Start Extracted material

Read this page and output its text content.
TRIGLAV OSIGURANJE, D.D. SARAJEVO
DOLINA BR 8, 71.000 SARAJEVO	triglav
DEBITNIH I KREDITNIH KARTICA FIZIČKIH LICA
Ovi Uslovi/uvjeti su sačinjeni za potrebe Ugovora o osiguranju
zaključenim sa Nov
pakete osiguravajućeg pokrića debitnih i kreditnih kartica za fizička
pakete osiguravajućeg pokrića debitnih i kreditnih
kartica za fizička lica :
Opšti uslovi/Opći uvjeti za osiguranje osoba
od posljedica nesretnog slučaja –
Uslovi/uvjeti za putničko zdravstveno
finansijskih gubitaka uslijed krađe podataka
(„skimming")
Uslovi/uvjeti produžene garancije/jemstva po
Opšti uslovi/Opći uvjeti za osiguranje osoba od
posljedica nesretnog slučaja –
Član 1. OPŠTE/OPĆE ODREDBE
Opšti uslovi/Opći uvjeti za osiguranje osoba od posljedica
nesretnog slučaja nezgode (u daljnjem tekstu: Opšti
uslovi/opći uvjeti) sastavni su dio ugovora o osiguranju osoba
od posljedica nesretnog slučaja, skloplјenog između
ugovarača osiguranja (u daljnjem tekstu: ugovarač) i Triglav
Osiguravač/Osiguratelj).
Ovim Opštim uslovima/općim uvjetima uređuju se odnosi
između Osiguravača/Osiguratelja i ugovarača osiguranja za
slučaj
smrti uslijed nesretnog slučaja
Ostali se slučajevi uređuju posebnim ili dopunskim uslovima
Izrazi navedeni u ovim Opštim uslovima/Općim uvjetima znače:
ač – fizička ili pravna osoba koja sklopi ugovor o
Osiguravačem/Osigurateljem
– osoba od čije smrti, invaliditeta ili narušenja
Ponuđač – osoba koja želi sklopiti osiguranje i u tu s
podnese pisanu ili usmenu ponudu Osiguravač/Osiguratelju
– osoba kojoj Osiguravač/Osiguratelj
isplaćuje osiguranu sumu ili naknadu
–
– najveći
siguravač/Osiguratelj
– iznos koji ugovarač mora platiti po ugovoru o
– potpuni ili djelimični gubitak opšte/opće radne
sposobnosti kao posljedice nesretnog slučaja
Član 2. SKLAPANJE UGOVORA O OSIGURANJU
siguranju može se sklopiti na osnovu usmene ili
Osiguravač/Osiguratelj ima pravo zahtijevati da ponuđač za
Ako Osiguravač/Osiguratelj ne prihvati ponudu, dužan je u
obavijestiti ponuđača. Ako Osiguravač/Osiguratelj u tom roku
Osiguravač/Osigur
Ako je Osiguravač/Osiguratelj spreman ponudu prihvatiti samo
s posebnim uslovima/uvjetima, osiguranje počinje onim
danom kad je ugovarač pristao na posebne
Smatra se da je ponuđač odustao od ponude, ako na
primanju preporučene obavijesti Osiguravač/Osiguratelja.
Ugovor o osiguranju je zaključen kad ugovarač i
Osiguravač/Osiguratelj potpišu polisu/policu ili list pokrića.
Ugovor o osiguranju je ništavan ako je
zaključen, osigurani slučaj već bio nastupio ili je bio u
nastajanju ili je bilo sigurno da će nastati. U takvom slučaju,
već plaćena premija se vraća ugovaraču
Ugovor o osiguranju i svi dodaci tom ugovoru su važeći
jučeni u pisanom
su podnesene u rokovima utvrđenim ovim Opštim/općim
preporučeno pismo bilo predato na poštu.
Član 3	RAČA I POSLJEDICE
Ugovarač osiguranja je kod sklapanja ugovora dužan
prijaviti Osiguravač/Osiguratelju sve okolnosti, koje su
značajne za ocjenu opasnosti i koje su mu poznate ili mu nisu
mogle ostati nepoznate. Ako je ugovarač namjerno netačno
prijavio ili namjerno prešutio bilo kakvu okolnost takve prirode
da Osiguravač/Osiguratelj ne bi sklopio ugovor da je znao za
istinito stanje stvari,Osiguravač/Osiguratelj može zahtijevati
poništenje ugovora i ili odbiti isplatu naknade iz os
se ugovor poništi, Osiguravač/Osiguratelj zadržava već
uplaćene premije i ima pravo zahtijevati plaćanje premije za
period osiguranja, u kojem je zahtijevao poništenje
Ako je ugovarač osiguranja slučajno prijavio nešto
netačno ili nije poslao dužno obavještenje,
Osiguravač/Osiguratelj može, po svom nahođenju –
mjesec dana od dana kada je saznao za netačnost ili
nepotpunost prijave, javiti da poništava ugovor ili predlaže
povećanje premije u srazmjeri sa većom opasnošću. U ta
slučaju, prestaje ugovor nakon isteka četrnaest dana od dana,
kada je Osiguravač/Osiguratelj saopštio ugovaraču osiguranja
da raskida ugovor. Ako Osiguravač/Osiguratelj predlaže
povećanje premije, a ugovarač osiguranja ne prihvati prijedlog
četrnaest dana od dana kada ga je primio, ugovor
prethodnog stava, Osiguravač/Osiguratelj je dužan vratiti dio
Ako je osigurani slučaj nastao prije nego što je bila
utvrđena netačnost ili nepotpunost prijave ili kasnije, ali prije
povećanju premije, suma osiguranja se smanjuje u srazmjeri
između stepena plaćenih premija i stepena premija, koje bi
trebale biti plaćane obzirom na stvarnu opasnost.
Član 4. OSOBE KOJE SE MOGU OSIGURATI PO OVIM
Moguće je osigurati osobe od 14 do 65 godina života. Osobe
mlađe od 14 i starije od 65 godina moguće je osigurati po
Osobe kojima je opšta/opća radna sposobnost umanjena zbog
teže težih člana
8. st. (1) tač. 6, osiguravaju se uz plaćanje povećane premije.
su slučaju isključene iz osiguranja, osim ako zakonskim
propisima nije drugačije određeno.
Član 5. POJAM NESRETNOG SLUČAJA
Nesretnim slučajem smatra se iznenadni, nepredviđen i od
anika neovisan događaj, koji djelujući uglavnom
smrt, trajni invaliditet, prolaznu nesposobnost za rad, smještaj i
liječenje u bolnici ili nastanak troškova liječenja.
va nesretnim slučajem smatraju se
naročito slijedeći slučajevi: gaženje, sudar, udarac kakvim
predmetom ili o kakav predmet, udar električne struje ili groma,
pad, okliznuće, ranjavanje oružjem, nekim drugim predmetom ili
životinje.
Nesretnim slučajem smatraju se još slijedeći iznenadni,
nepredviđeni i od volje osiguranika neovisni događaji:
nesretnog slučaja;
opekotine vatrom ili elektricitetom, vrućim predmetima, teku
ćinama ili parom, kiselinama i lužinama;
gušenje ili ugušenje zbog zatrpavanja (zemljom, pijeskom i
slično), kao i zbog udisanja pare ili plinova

End Extracted material

- [What the task asks] Each line above that includes "posebnim" counts once; state the total and nothing more.

- [Response to the exercise] 2